■ Short exercise ■
Reproduce all the entries precisely.

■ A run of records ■
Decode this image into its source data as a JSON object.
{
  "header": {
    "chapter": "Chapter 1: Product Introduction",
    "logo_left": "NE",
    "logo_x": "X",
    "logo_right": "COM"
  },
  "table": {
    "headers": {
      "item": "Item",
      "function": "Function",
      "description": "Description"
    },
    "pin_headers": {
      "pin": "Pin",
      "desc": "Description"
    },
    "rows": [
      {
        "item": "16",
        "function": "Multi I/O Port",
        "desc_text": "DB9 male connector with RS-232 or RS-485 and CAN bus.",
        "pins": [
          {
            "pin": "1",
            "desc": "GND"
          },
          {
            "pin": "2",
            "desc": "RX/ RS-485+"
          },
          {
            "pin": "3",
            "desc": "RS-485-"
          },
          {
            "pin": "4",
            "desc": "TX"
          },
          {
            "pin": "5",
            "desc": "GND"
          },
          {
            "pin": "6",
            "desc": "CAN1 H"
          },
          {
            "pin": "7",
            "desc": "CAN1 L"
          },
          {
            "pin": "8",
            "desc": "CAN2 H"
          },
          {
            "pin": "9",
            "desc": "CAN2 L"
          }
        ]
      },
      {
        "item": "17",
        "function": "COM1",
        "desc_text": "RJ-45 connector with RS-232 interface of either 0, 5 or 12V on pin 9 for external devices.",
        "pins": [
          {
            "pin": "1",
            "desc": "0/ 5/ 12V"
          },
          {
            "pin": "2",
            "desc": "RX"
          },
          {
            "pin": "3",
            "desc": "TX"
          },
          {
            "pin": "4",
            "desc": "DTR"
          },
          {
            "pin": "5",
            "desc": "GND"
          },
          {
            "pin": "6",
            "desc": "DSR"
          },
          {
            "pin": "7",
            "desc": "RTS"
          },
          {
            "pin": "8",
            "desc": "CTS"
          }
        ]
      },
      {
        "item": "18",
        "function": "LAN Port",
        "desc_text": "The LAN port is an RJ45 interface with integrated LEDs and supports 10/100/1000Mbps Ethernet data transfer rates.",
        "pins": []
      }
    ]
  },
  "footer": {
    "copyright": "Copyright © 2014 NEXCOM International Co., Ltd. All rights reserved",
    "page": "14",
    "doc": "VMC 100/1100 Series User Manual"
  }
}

■ Result of the task ■
Decode this image into its source data as a JSON object.
{
  "header": {
    "chapter": "Chapter 1: Product Introduction",
    "logo_left": "NE",
    "logo_x": "X",
    "logo_right": "COM"
  },
  "table": {
    "headers": {
      "item": "Item",
      "function": "Function",
      "description": "Description"
    },
    "pin_headers": {
      "pin": "Pin",
      "desc": "Description"
    },
    "rows": [
      {
        "item": "16",
        "function": "Multi I/O Port",
        "desc_text": "DB9 male connector with RS-232 or RS-485 and CAN bus.",
        "pins": [
          {
            "pin": "1",
            "desc": "GND"
          },
          {
            "pin": "2",
            "desc": "RX/ RS-485+"
          },
          {
            "pin": "3",
            "desc": "RS-485-"
          },
          {
            "pin": "4",
            "desc": "TX"
          },
          {
            "pin": "5",
            "desc": "GND"
          },
          {
            "pin": "6",
            "desc": "CAN1 H"
          },
          {
            "pin": "7",
            "desc": "CAN1 L"
          },
          {
            "pin": "8",
            "desc": "CAN2 H"
          },
          {
            "pin": "9",
            "desc": "CAN2 L"
          }
        ]
      },
      {
        "item": "17",
        "function": "COM1",
        "desc_text": "RJ-45 connector with RS-232 interface of either 0, 5 or 12V on pin 9 for external devices.",
        "pins": [
          {
            "pin": "1",
            "desc": "0/ 5/ 12V"
          },
          {
            "pin": "2",
            "desc": "RX"
          },
          {
            "pin": "3",
            "desc": "TX"
          },
          {
            "pin": "4",
            "desc": "DTR"
          },
          {
            "pin": "5",
            "desc": "GND"
          },
          {
            "pin": "6",
            "desc": "DSR"
          },
          {
            "pin": "7",
            "desc": "RTS"
          },
          {
            "pin": "8",
            "desc": "CTS"
          }
        ]
      },
      {
        "item": "18",
        "function": "LAN Port",
        "desc_text": "The LAN port is an RJ45 interface with integrated LEDs and supports 10/100/1000Mbps Ethernet data transfer rates.",
        "pins": []
      }
    ]
  },
  "footer": {
    "copyright": "Copyright © 2014 NEXCOM International Co., Ltd. All rights reserved",
    "page": "14",
    "doc": "VMC 100/1100 Series User Manual"
  }
}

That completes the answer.